### Aufgabe 1
Geben Sie an, ob die folgenden Aussagen mit dem Textauszug übereinstimmen, und belegen Sie jede Antwort mit einem Ja oder Nein sowie den entscheidenden Worten des Textauszugs in genauem Zitat: (a) Das Geschäft in Haßfurt wird ebenfalls geschlossen. (b) Im Laden wurden weit über 20000 Artikel angeboten. (c) Nach Georg Hofmann muss das Gewicht künftig auf Dienstleistung liegen.
### Aufgabe 2
Übertragen Sie wortgetreu den Abschnitt des Textauszugs, der mit den Worten „Was erschwerend dazu“ beginnt, und enden Sie nach den Worten „so Georg Hofmann.“.

Kundenströme fließen in andere Kanäle
Das Problem, so der 61-Jährige: die Nachfrage ist ja geblieben, aber die Kundenströme fließen in andere Kanäle, in die Märkte, in die Discounter. Für die kleinen Einzelhandelsgeschäfte blieben da nur spezielle Kundenwünsche, die eben die große Konkurrenz nicht bietet. Weit über 20000 Artikel hatte man im Laden zu bieten, erinnert sich Oskar Hofmann, die verschiedensten Bleistifte in den verschiedensten Härtegraden, diverse Vokabelhefte, oder früher auch schon mal 30 verschiedene Tusche-Federn. Georg Hofmann: "Aber nur von ein paar Krümeln vom Kuchen kann ein Mittelständler nicht überleben". Und in einer kleinen Stadt wie Hofheim könne man mit einer Nische so nicht überleben, "das ist nicht rentabel". Vergrößert hatte sich Hofmann deshalb mit einem weiteren Laden, in der Kreisstadt Haßfurt. Und dort geht der Betrieb auch weiter, er bleibt von der Schließung in Hofheim unbenommen.
Was erschwerend dazu kam, so Georg Hofmann, vor allem beim Geschäft mit Spielwaren: "Was die Märkte nicht schafften, das schafft jetzt das Internet". Und der 61-Jährige weiter: früher seien es die Tante-Emma-Läden in den kleinen Orten gewesen, die aufgeben mussten, dann die kleinen bäuerlichen Betriebe und jetzt treffe es auch Mittelständler. Das zeichne sich auch in Hofheim ab, wenn man Hofheim als Geschäftsstadt betrachte. "Wer nur Waren hat, der wird es schwer haben. Gerade in so kleineren Städten". Das Gewicht müsse in Zukunft auf Dienstleistung liegen, so Georg Hofmann.

### Material
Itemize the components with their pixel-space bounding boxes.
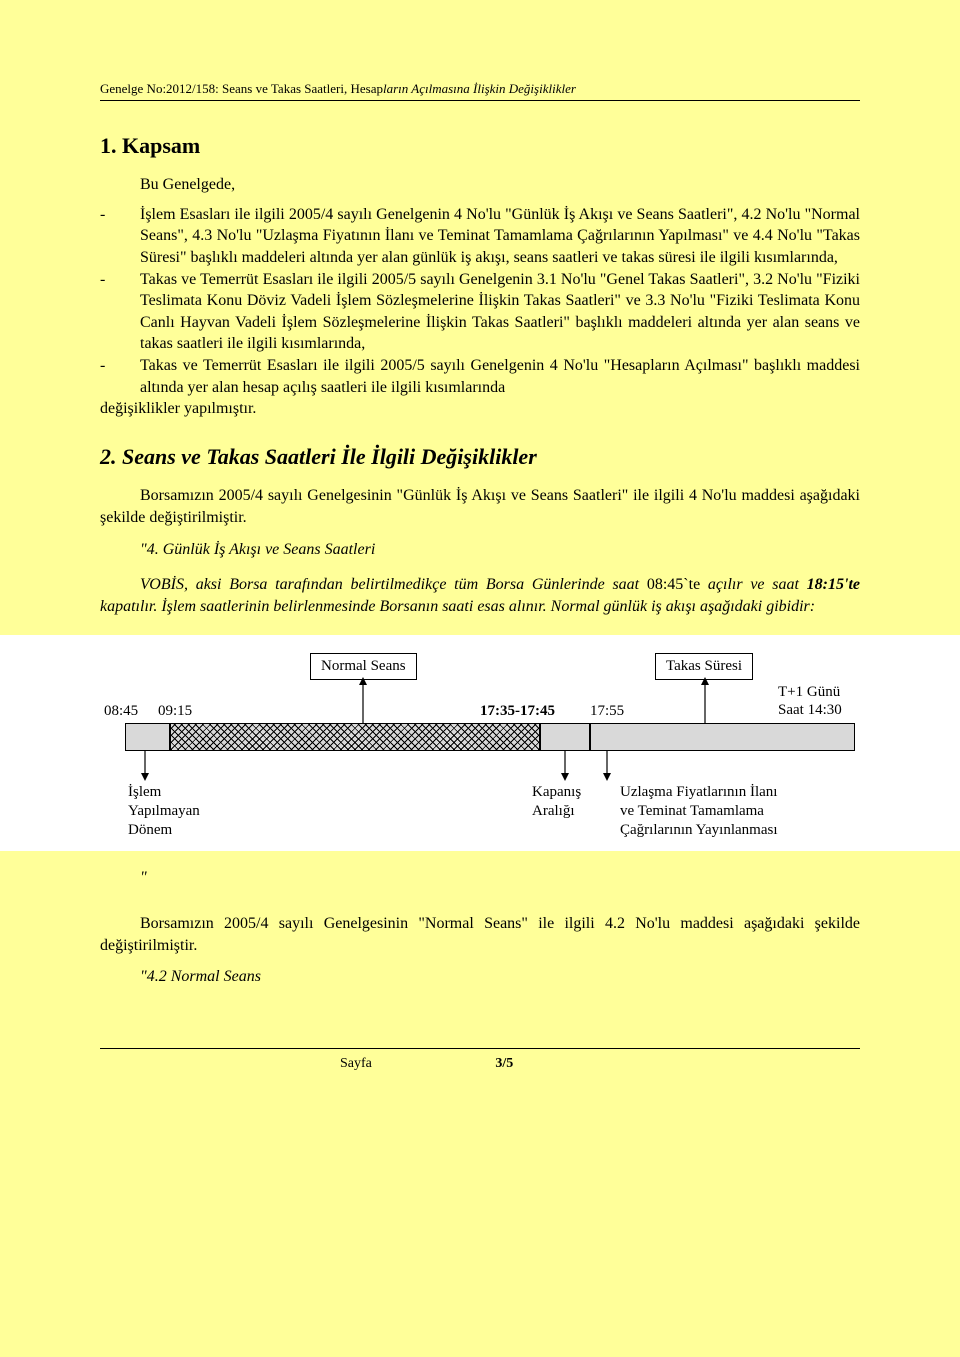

### Ergebnis 1
(a) Nein – „Und dort geht der Betrieb auch weiter, er bleibt von der Schließung in Hofheim unbenommen.“
(b) Ja – „Weit über 20000 Artikel hatte man im Laden zu bieten“
(c) Ja – „Das Gewicht müsse in Zukunft auf Dienstleistung liegen, so Georg Hofmann.“

### Ergebnis 2
Was erschwerend dazu kam, so Georg Hofmann, vor allem beim Geschäft mit Spielwaren: "Was die Märkte nicht schafften, das schafft jetzt das Internet". Und der 61-Jährige weiter: früher seien es die Tante-Emma-Läden in den kleinen Orten gewesen, die aufgeben mussten, dann die kleinen bäuerlichen Betriebe und jetzt treffe es auch Mittelständler. Das zeichne sich auch in Hofheim ab, wenn man Hofheim als Geschäftsstadt betrachte. "Wer nur Waren hat, der wird es schwer haben. Gerade in so kleineren Städten". Das Gewicht müsse in Zukunft auf Dienstleistung liegen, so Georg Hofmann.